THE REQUEST
All of the material should be reproduced exactly, with pictures left out.

(Data records)
....

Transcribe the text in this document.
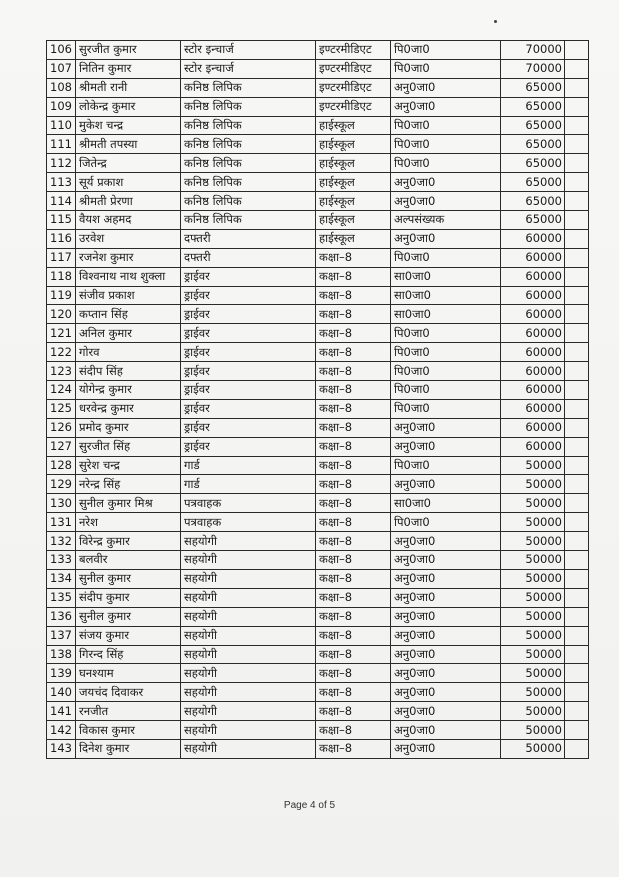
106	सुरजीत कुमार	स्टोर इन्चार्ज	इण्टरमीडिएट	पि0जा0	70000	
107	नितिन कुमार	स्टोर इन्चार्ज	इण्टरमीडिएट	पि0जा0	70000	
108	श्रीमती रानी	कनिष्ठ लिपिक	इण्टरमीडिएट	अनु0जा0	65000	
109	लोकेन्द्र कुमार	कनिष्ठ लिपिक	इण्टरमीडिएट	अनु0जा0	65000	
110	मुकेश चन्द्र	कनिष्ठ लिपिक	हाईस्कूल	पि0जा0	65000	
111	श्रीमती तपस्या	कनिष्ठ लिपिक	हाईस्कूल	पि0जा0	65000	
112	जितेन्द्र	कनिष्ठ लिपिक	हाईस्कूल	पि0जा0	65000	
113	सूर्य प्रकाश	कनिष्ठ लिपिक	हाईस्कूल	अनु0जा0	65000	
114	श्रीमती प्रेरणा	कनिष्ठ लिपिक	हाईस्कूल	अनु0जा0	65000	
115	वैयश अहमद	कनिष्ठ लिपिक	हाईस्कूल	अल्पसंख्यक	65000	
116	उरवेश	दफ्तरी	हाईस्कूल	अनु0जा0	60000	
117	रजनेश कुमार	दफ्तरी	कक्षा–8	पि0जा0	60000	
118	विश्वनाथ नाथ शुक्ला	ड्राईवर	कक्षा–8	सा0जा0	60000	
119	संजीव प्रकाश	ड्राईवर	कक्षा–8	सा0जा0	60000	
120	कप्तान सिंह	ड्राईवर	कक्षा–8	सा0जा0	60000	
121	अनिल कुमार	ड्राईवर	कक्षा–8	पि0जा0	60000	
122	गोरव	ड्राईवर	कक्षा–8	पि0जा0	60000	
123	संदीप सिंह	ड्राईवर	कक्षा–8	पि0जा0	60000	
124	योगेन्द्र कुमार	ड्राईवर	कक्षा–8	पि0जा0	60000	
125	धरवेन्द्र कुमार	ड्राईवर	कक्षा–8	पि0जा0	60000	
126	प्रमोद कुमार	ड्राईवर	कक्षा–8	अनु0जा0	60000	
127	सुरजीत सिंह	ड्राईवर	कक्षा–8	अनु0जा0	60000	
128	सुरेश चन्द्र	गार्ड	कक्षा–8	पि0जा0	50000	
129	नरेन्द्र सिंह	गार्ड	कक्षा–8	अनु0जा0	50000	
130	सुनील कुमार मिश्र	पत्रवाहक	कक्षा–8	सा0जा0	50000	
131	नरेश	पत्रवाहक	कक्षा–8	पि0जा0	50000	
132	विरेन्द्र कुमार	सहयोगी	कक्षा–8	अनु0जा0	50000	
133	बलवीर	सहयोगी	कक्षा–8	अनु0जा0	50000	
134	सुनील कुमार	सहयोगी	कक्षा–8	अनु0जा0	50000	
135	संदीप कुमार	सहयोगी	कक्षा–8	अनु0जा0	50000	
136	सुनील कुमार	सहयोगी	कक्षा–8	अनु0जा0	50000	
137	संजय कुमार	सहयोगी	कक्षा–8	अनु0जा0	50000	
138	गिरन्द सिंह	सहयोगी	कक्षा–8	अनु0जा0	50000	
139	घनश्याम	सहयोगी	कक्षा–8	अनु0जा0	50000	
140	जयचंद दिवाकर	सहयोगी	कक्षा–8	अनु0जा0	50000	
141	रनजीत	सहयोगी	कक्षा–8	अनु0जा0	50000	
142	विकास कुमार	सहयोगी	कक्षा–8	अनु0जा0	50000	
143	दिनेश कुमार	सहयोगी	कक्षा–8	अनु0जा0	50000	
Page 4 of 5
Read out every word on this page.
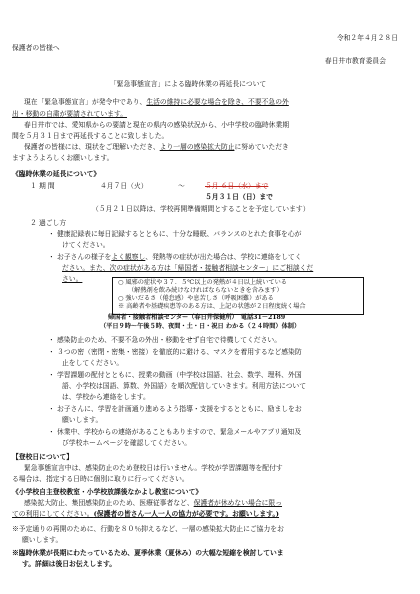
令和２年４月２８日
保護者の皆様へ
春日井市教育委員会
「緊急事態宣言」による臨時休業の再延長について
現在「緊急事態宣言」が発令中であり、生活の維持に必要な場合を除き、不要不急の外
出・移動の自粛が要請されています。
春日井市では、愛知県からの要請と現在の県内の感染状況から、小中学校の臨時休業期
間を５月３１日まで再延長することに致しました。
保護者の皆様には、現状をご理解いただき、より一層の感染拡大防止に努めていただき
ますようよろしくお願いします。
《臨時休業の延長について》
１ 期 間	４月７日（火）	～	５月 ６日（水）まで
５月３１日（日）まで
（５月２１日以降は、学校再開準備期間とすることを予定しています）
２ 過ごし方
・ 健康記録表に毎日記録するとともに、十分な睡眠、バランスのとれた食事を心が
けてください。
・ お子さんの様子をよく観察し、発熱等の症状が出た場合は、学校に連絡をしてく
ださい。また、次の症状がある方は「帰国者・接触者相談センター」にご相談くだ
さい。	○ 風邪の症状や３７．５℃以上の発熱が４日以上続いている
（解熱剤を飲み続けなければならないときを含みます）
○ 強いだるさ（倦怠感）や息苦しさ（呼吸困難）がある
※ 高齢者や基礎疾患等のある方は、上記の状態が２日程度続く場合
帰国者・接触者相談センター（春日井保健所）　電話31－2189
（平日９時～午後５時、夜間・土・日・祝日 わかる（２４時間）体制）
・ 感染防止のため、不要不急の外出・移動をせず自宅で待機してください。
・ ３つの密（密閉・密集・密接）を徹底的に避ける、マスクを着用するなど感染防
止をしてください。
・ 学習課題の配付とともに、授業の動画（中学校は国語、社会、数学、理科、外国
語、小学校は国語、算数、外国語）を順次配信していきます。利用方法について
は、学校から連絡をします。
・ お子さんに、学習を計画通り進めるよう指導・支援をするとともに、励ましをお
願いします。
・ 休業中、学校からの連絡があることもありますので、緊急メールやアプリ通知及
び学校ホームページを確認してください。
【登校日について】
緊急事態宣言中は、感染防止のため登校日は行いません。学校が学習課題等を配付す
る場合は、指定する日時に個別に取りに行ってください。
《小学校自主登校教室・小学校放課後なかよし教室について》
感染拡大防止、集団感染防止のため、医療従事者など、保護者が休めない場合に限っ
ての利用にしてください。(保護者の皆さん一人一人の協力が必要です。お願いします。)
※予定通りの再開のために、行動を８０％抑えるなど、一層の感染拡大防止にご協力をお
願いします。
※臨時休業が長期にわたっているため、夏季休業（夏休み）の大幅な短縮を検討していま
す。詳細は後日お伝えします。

....

ANSWER BELOW
Transcribe the text in this document.
106	सुरजीत कुमार	स्टोर इन्चार्ज	इण्टरमीडिएट	पि0जा0	70000	
107	नितिन कुमार	स्टोर इन्चार्ज	इण्टरमीडिएट	पि0जा0	70000	
108	श्रीमती रानी	कनिष्ठ लिपिक	इण्टरमीडिएट	अनु0जा0	65000	
109	लोकेन्द्र कुमार	कनिष्ठ लिपिक	इण्टरमीडिएट	अनु0जा0	65000	
110	मुकेश चन्द्र	कनिष्ठ लिपिक	हाईस्कूल	पि0जा0	65000	
111	श्रीमती तपस्या	कनिष्ठ लिपिक	हाईस्कूल	पि0जा0	65000	
112	जितेन्द्र	कनिष्ठ लिपिक	हाईस्कूल	पि0जा0	65000	
113	सूर्य प्रकाश	कनिष्ठ लिपिक	हाईस्कूल	अनु0जा0	65000	
114	श्रीमती प्रेरणा	कनिष्ठ लिपिक	हाईस्कूल	अनु0जा0	65000	
115	वैयश अहमद	कनिष्ठ लिपिक	हाईस्कूल	अल्पसंख्यक	65000	
116	उरवेश	दफ्तरी	हाईस्कूल	अनु0जा0	60000	
117	रजनेश कुमार	दफ्तरी	कक्षा–8	पि0जा0	60000	
118	विश्वनाथ नाथ शुक्ला	ड्राईवर	कक्षा–8	सा0जा0	60000	
119	संजीव प्रकाश	ड्राईवर	कक्षा–8	सा0जा0	60000	
120	कप्तान सिंह	ड्राईवर	कक्षा–8	सा0जा0	60000	
121	अनिल कुमार	ड्राईवर	कक्षा–8	पि0जा0	60000	
122	गोरव	ड्राईवर	कक्षा–8	पि0जा0	60000	
123	संदीप सिंह	ड्राईवर	कक्षा–8	पि0जा0	60000	
124	योगेन्द्र कुमार	ड्राईवर	कक्षा–8	पि0जा0	60000	
125	धरवेन्द्र कुमार	ड्राईवर	कक्षा–8	पि0जा0	60000	
126	प्रमोद कुमार	ड्राईवर	कक्षा–8	अनु0जा0	60000	
127	सुरजीत सिंह	ड्राईवर	कक्षा–8	अनु0जा0	60000	
128	सुरेश चन्द्र	गार्ड	कक्षा–8	पि0जा0	50000	
129	नरेन्द्र सिंह	गार्ड	कक्षा–8	अनु0जा0	50000	
130	सुनील कुमार मिश्र	पत्रवाहक	कक्षा–8	सा0जा0	50000	
131	नरेश	पत्रवाहक	कक्षा–8	पि0जा0	50000	
132	विरेन्द्र कुमार	सहयोगी	कक्षा–8	अनु0जा0	50000	
133	बलवीर	सहयोगी	कक्षा–8	अनु0जा0	50000	
134	सुनील कुमार	सहयोगी	कक्षा–8	अनु0जा0	50000	
135	संदीप कुमार	सहयोगी	कक्षा–8	अनु0जा0	50000	
136	सुनील कुमार	सहयोगी	कक्षा–8	अनु0जा0	50000	
137	संजय कुमार	सहयोगी	कक्षा–8	अनु0जा0	50000	
138	गिरन्द सिंह	सहयोगी	कक्षा–8	अनु0जा0	50000	
139	घनश्याम	सहयोगी	कक्षा–8	अनु0जा0	50000	
140	जयचंद दिवाकर	सहयोगी	कक्षा–8	अनु0जा0	50000	
141	रनजीत	सहयोगी	कक्षा–8	अनु0जा0	50000	
142	विकास कुमार	सहयोगी	कक्षा–8	अनु0जा0	50000	
143	दिनेश कुमार	सहयोगी	कक्षा–8	अनु0जा0	50000	
Page 4 of 5
Read out every word on this page.
令和２年４月２８日
保護者の皆様へ
春日井市教育委員会
「緊急事態宣言」による臨時休業の再延長について
現在「緊急事態宣言」が発令中であり、生活の維持に必要な場合を除き、不要不急の外
出・移動の自粛が要請されています。
春日井市では、愛知県からの要請と現在の県内の感染状況から、小中学校の臨時休業期
間を５月３１日まで再延長することに致しました。
保護者の皆様には、現状をご理解いただき、より一層の感染拡大防止に努めていただき
ますようよろしくお願いします。
《臨時休業の延長について》
１ 期 間	４月７日（火）	～	５月 ６日（水）まで
５月３１日（日）まで
（５月２１日以降は、学校再開準備期間とすることを予定しています）
２ 過ごし方
・ 健康記録表に毎日記録するとともに、十分な睡眠、バランスのとれた食事を心が
けてください。
・ お子さんの様子をよく観察し、発熱等の症状が出た場合は、学校に連絡をしてく
ださい。また、次の症状がある方は「帰国者・接触者相談センター」にご相談くだ
さい。	○ 風邪の症状や３７．５℃以上の発熱が４日以上続いている
（解熱剤を飲み続けなければならないときを含みます）
○ 強いだるさ（倦怠感）や息苦しさ（呼吸困難）がある
※ 高齢者や基礎疾患等のある方は、上記の状態が２日程度続く場合
帰国者・接触者相談センター（春日井保健所）　電話31－2189
（平日９時～午後５時、夜間・土・日・祝日 わかる（２４時間）体制）
・ 感染防止のため、不要不急の外出・移動をせず自宅で待機してください。
・ ３つの密（密閉・密集・密接）を徹底的に避ける、マスクを着用するなど感染防
止をしてください。
・ 学習課題の配付とともに、授業の動画（中学校は国語、社会、数学、理科、外国
語、小学校は国語、算数、外国語）を順次配信していきます。利用方法について
は、学校から連絡をします。
・ お子さんに、学習を計画通り進めるよう指導・支援をするとともに、励ましをお
願いします。
・ 休業中、学校からの連絡があることもありますので、緊急メールやアプリ通知及
び学校ホームページを確認してください。
【登校日について】
緊急事態宣言中は、感染防止のため登校日は行いません。学校が学習課題等を配付す
る場合は、指定する日時に個別に取りに行ってください。
《小学校自主登校教室・小学校放課後なかよし教室について》
感染拡大防止、集団感染防止のため、医療従事者など、保護者が休めない場合に限っ
ての利用にしてください。(保護者の皆さん一人一人の協力が必要です。お願いします。)
※予定通りの再開のために、行動を８０％抑えるなど、一層の感染拡大防止にご協力をお
願いします。
※臨時休業が長期にわたっているため、夏季休業（夏休み）の大幅な短縮を検討していま
す。詳細は後日お伝えします。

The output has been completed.